(Extracted records)
┄┄┄┄┄┄

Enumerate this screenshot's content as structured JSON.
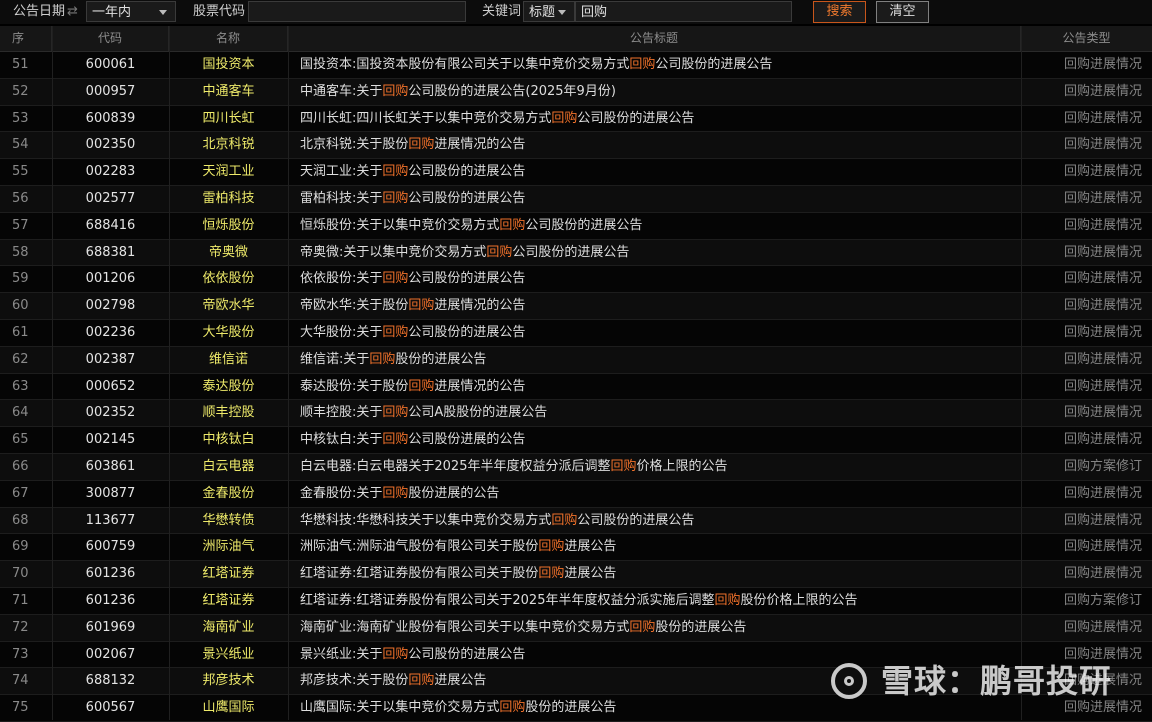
{
  "toolbar": {
    "date_label": "公告日期",
    "date_range_value": "一年内",
    "code_label": "股票代码",
    "code_value": "",
    "keyword_label": "关键词",
    "keyword_scope_value": "标题",
    "keyword_value": "回购",
    "search_label": "搜索",
    "clear_label": "清空"
  },
  "table": {
    "headers": {
      "idx": "序",
      "code": "代码",
      "name": "名称",
      "title": "公告标题",
      "type": "公告类型"
    },
    "highlight": "回购",
    "rows": [
      {
        "idx": "51",
        "code": "600061",
        "name": "国投资本",
        "title": "国投资本:国投资本股份有限公司关于以集中竞价交易方式回购公司股份的进展公告",
        "type": "回购进展情况"
      },
      {
        "idx": "52",
        "code": "000957",
        "name": "中通客车",
        "title": "中通客车:关于回购公司股份的进展公告(2025年9月份)",
        "type": "回购进展情况"
      },
      {
        "idx": "53",
        "code": "600839",
        "name": "四川长虹",
        "title": "四川长虹:四川长虹关于以集中竞价交易方式回购公司股份的进展公告",
        "type": "回购进展情况"
      },
      {
        "idx": "54",
        "code": "002350",
        "name": "北京科锐",
        "title": "北京科锐:关于股份回购进展情况的公告",
        "type": "回购进展情况"
      },
      {
        "idx": "55",
        "code": "002283",
        "name": "天润工业",
        "title": "天润工业:关于回购公司股份的进展公告",
        "type": "回购进展情况"
      },
      {
        "idx": "56",
        "code": "002577",
        "name": "雷柏科技",
        "title": "雷柏科技:关于回购公司股份的进展公告",
        "type": "回购进展情况"
      },
      {
        "idx": "57",
        "code": "688416",
        "name": "恒烁股份",
        "title": "恒烁股份:关于以集中竞价交易方式回购公司股份的进展公告",
        "type": "回购进展情况"
      },
      {
        "idx": "58",
        "code": "688381",
        "name": "帝奥微",
        "title": "帝奥微:关于以集中竞价交易方式回购公司股份的进展公告",
        "type": "回购进展情况"
      },
      {
        "idx": "59",
        "code": "001206",
        "name": "依依股份",
        "title": "依依股份:关于回购公司股份的进展公告",
        "type": "回购进展情况"
      },
      {
        "idx": "60",
        "code": "002798",
        "name": "帝欧水华",
        "title": "帝欧水华:关于股份回购进展情况的公告",
        "type": "回购进展情况"
      },
      {
        "idx": "61",
        "code": "002236",
        "name": "大华股份",
        "title": "大华股份:关于回购公司股份的进展公告",
        "type": "回购进展情况"
      },
      {
        "idx": "62",
        "code": "002387",
        "name": "维信诺",
        "title": "维信诺:关于回购股份的进展公告",
        "type": "回购进展情况"
      },
      {
        "idx": "63",
        "code": "000652",
        "name": "泰达股份",
        "title": "泰达股份:关于股份回购进展情况的公告",
        "type": "回购进展情况"
      },
      {
        "idx": "64",
        "code": "002352",
        "name": "顺丰控股",
        "title": "顺丰控股:关于回购公司A股股份的进展公告",
        "type": "回购进展情况"
      },
      {
        "idx": "65",
        "code": "002145",
        "name": "中核钛白",
        "title": "中核钛白:关于回购公司股份进展的公告",
        "type": "回购进展情况"
      },
      {
        "idx": "66",
        "code": "603861",
        "name": "白云电器",
        "title": "白云电器:白云电器关于2025年半年度权益分派后调整回购价格上限的公告",
        "type": "回购方案修订"
      },
      {
        "idx": "67",
        "code": "300877",
        "name": "金春股份",
        "title": "金春股份:关于回购股份进展的公告",
        "type": "回购进展情况"
      },
      {
        "idx": "68",
        "code": "113677",
        "name": "华懋转债",
        "title": "华懋科技:华懋科技关于以集中竞价交易方式回购公司股份的进展公告",
        "type": "回购进展情况"
      },
      {
        "idx": "69",
        "code": "600759",
        "name": "洲际油气",
        "title": "洲际油气:洲际油气股份有限公司关于股份回购进展公告",
        "type": "回购进展情况"
      },
      {
        "idx": "70",
        "code": "601236",
        "name": "红塔证券",
        "title": "红塔证券:红塔证券股份有限公司关于股份回购进展公告",
        "type": "回购进展情况"
      },
      {
        "idx": "71",
        "code": "601236",
        "name": "红塔证券",
        "title": "红塔证券:红塔证券股份有限公司关于2025年半年度权益分派实施后调整回购股份价格上限的公告",
        "type": "回购方案修订"
      },
      {
        "idx": "72",
        "code": "601969",
        "name": "海南矿业",
        "title": "海南矿业:海南矿业股份有限公司关于以集中竞价交易方式回购股份的进展公告",
        "type": "回购进展情况"
      },
      {
        "idx": "73",
        "code": "002067",
        "name": "景兴纸业",
        "title": "景兴纸业:关于回购公司股份的进展公告",
        "type": "回购进展情况"
      },
      {
        "idx": "74",
        "code": "688132",
        "name": "邦彦技术",
        "title": "邦彦技术:关于股份回购进展公告",
        "type": "回购进展情况"
      },
      {
        "idx": "75",
        "code": "600567",
        "name": "山鹰国际",
        "title": "山鹰国际:关于以集中竞价交易方式回购股份的进展公告",
        "type": "回购进展情况"
      }
    ]
  },
  "watermark": {
    "text": "雪球：鹏哥投研",
    "icon": "xueqiu-logo-icon"
  },
  "colors": {
    "highlight": "#f0712a",
    "stock_name": "#eeea6a",
    "search_button": "#c8561b"
  }
}
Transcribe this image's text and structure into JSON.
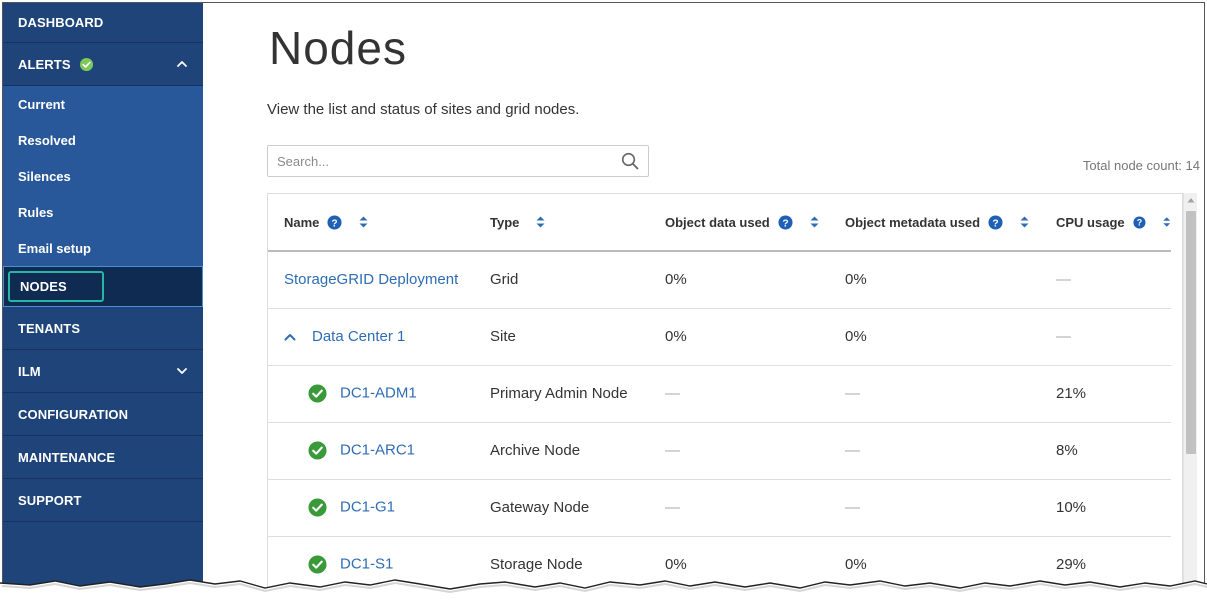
{
  "sidebar": {
    "items": [
      {
        "label": "DASHBOARD"
      },
      {
        "label": "ALERTS"
      },
      {
        "label": "NODES"
      },
      {
        "label": "TENANTS"
      },
      {
        "label": "ILM"
      },
      {
        "label": "CONFIGURATION"
      },
      {
        "label": "MAINTENANCE"
      },
      {
        "label": "SUPPORT"
      }
    ],
    "alerts_sub": [
      {
        "label": "Current"
      },
      {
        "label": "Resolved"
      },
      {
        "label": "Silences"
      },
      {
        "label": "Rules"
      },
      {
        "label": "Email setup"
      }
    ]
  },
  "page": {
    "title": "Nodes",
    "description": "View the list and status of sites and grid nodes."
  },
  "search": {
    "placeholder": "Search..."
  },
  "total_count": "Total node count: 14",
  "table": {
    "headers": {
      "name": "Name",
      "type": "Type",
      "object_data_used": "Object data used",
      "object_metadata_used": "Object metadata used",
      "cpu_usage": "CPU usage"
    },
    "rows": [
      {
        "name": "StorageGRID Deployment",
        "type": "Grid",
        "object_data_used": "0%",
        "object_metadata_used": "0%",
        "cpu_usage": "—"
      },
      {
        "name": "Data Center 1",
        "type": "Site",
        "object_data_used": "0%",
        "object_metadata_used": "0%",
        "cpu_usage": "—"
      },
      {
        "name": "DC1-ADM1",
        "type": "Primary Admin Node",
        "object_data_used": "—",
        "object_metadata_used": "—",
        "cpu_usage": "21%"
      },
      {
        "name": "DC1-ARC1",
        "type": "Archive Node",
        "object_data_used": "—",
        "object_metadata_used": "—",
        "cpu_usage": "8%"
      },
      {
        "name": "DC1-G1",
        "type": "Gateway Node",
        "object_data_used": "—",
        "object_metadata_used": "—",
        "cpu_usage": "10%"
      },
      {
        "name": "DC1-S1",
        "type": "Storage Node",
        "object_data_used": "0%",
        "object_metadata_used": "0%",
        "cpu_usage": "29%"
      }
    ]
  },
  "colors": {
    "sidebar_bg": "#1e4479",
    "sidebar_sub_bg": "#28579a",
    "link": "#2e6db4",
    "status_ok": "#3a9a3a",
    "selected_outline": "#29b5a6"
  }
}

┄┄┄┄┄┄

JOB: Tally the lines in these entries that have the string "景兴纸业" in them, then answer with the count and nothing else.

TASK SOLUTION: 2